Start of Source records
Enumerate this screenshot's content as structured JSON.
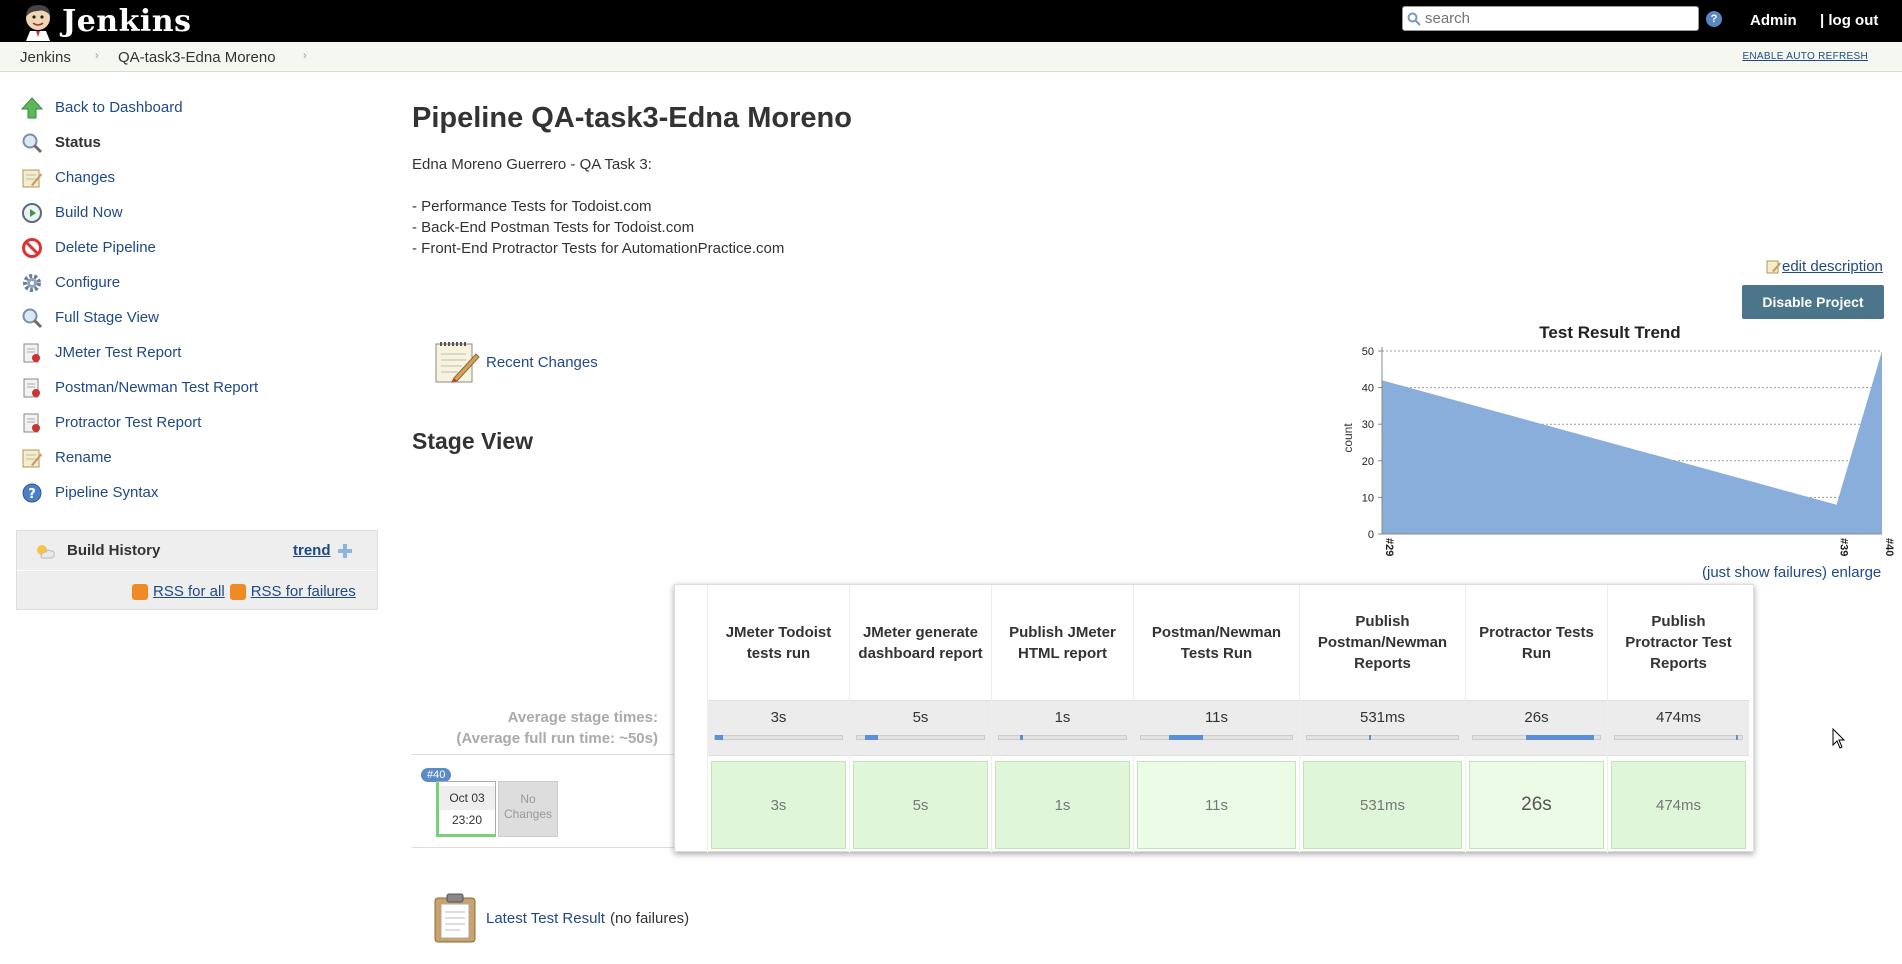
{
  "header": {
    "brand": "Jenkins",
    "search_placeholder": "search",
    "help": "?",
    "user": "Admin",
    "logout_prefix": "| ",
    "logout": "log out"
  },
  "breadcrumbs": {
    "items": [
      "Jenkins",
      "QA-task3-Edna Moreno"
    ],
    "auto_refresh": "ENABLE AUTO REFRESH"
  },
  "sidebar": {
    "items": [
      {
        "label": "Back to Dashboard",
        "icon": "up-arrow-icon"
      },
      {
        "label": "Status",
        "icon": "magnifier-icon"
      },
      {
        "label": "Changes",
        "icon": "notepad-icon"
      },
      {
        "label": "Build Now",
        "icon": "clock-play-icon"
      },
      {
        "label": "Delete Pipeline",
        "icon": "no-entry-icon"
      },
      {
        "label": "Configure",
        "icon": "gear-icon"
      },
      {
        "label": "Full Stage View",
        "icon": "magnifier-icon"
      },
      {
        "label": "JMeter Test Report",
        "icon": "report-icon"
      },
      {
        "label": "Postman/Newman Test Report",
        "icon": "report-icon"
      },
      {
        "label": "Protractor Test Report",
        "icon": "report-icon"
      },
      {
        "label": "Rename",
        "icon": "notepad-icon"
      },
      {
        "label": "Pipeline Syntax",
        "icon": "help-icon"
      }
    ]
  },
  "build_history": {
    "title": "Build History",
    "trend": "trend",
    "rss_all": "RSS for all",
    "rss_failures": "RSS for failures"
  },
  "main": {
    "title": "Pipeline QA-task3-Edna Moreno",
    "description": [
      "Edna Moreno Guerrero - QA Task 3:",
      "",
      "- Performance Tests for Todoist.com",
      "- Back-End Postman Tests for Todoist.com",
      "- Front-End Protractor Tests for AutomationPractice.com"
    ],
    "edit_description": "edit description",
    "disable_project": "Disable Project",
    "recent_changes": "Recent Changes",
    "stage_view_title": "Stage View",
    "latest_test_result": "Latest Test Result",
    "latest_test_suffix": "(no failures)"
  },
  "chart_links": {
    "just_show_failures": "(just show failures)",
    "enlarge": "enlarge"
  },
  "chart_data": {
    "type": "area",
    "title": "Test Result Trend",
    "xlabel": "",
    "ylabel": "count",
    "categories": [
      "#29",
      "#39",
      "#40"
    ],
    "series": [
      {
        "values": [
          42,
          8,
          50
        ]
      }
    ],
    "ylim": [
      0,
      50
    ],
    "yticks": [
      0,
      10,
      20,
      30,
      40,
      50
    ],
    "grid": true,
    "color": "#8aaedb"
  },
  "stage_view": {
    "avg_label_line1": "Average stage times:",
    "avg_label_line2": "(Average full run time: ~50s)",
    "stages": [
      {
        "name": "JMeter Todoist tests run",
        "avg": "3s",
        "cell": "3s",
        "progress": 0.06
      },
      {
        "name": "JMeter generate dashboard report",
        "avg": "5s",
        "cell": "5s",
        "progress": 0.1
      },
      {
        "name": "Publish JMeter HTML report",
        "avg": "1s",
        "cell": "1s",
        "progress": 0.02
      },
      {
        "name": "Postman/Newman Tests Run",
        "avg": "11s",
        "cell": "11s",
        "progress": 0.22
      },
      {
        "name": "Publish Postman/Newman Reports",
        "avg": "531ms",
        "cell": "531ms",
        "progress": 0.01
      },
      {
        "name": "Protractor Tests Run",
        "avg": "26s",
        "cell": "26s",
        "progress": 0.52
      },
      {
        "name": "Publish Protractor Test Reports",
        "avg": "474ms",
        "cell": "474ms",
        "progress": 0.01
      }
    ],
    "run": {
      "badge": "#40",
      "date": "Oct 03",
      "time": "23:20",
      "changes": "No Changes"
    }
  }
}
End of Source records
> _Your task_
Reproduce the material word for word. Any pictures should be left out of the copy.

> _Result for this exercise_
Enumerate this screenshot's content as structured JSON.
{
  "header": {
    "brand": "Jenkins",
    "search_placeholder": "search",
    "help": "?",
    "user": "Admin",
    "logout_prefix": "| ",
    "logout": "log out"
  },
  "breadcrumbs": {
    "items": [
      "Jenkins",
      "QA-task3-Edna Moreno"
    ],
    "auto_refresh": "ENABLE AUTO REFRESH"
  },
  "sidebar": {
    "items": [
      {
        "label": "Back to Dashboard",
        "icon": "up-arrow-icon"
      },
      {
        "label": "Status",
        "icon": "magnifier-icon"
      },
      {
        "label": "Changes",
        "icon": "notepad-icon"
      },
      {
        "label": "Build Now",
        "icon": "clock-play-icon"
      },
      {
        "label": "Delete Pipeline",
        "icon": "no-entry-icon"
      },
      {
        "label": "Configure",
        "icon": "gear-icon"
      },
      {
        "label": "Full Stage View",
        "icon": "magnifier-icon"
      },
      {
        "label": "JMeter Test Report",
        "icon": "report-icon"
      },
      {
        "label": "Postman/Newman Test Report",
        "icon": "report-icon"
      },
      {
        "label": "Protractor Test Report",
        "icon": "report-icon"
      },
      {
        "label": "Rename",
        "icon": "notepad-icon"
      },
      {
        "label": "Pipeline Syntax",
        "icon": "help-icon"
      }
    ]
  },
  "build_history": {
    "title": "Build History",
    "trend": "trend",
    "rss_all": "RSS for all",
    "rss_failures": "RSS for failures"
  },
  "main": {
    "title": "Pipeline QA-task3-Edna Moreno",
    "description": [
      "Edna Moreno Guerrero - QA Task 3:",
      "",
      "- Performance Tests for Todoist.com",
      "- Back-End Postman Tests for Todoist.com",
      "- Front-End Protractor Tests for AutomationPractice.com"
    ],
    "edit_description": "edit description",
    "disable_project": "Disable Project",
    "recent_changes": "Recent Changes",
    "stage_view_title": "Stage View",
    "latest_test_result": "Latest Test Result",
    "latest_test_suffix": "(no failures)"
  },
  "chart_links": {
    "just_show_failures": "(just show failures)",
    "enlarge": "enlarge"
  },
  "chart_data": {
    "type": "area",
    "title": "Test Result Trend",
    "xlabel": "",
    "ylabel": "count",
    "categories": [
      "#29",
      "#39",
      "#40"
    ],
    "series": [
      {
        "values": [
          42,
          8,
          50
        ]
      }
    ],
    "ylim": [
      0,
      50
    ],
    "yticks": [
      0,
      10,
      20,
      30,
      40,
      50
    ],
    "grid": true,
    "color": "#8aaedb"
  },
  "stage_view": {
    "avg_label_line1": "Average stage times:",
    "avg_label_line2": "(Average full run time: ~50s)",
    "stages": [
      {
        "name": "JMeter Todoist tests run",
        "avg": "3s",
        "cell": "3s",
        "progress": 0.06
      },
      {
        "name": "JMeter generate dashboard report",
        "avg": "5s",
        "cell": "5s",
        "progress": 0.1
      },
      {
        "name": "Publish JMeter HTML report",
        "avg": "1s",
        "cell": "1s",
        "progress": 0.02
      },
      {
        "name": "Postman/Newman Tests Run",
        "avg": "11s",
        "cell": "11s",
        "progress": 0.22
      },
      {
        "name": "Publish Postman/Newman Reports",
        "avg": "531ms",
        "cell": "531ms",
        "progress": 0.01
      },
      {
        "name": "Protractor Tests Run",
        "avg": "26s",
        "cell": "26s",
        "progress": 0.52
      },
      {
        "name": "Publish Protractor Test Reports",
        "avg": "474ms",
        "cell": "474ms",
        "progress": 0.01
      }
    ],
    "run": {
      "badge": "#40",
      "date": "Oct 03",
      "time": "23:20",
      "changes": "No Changes"
    }
  }
}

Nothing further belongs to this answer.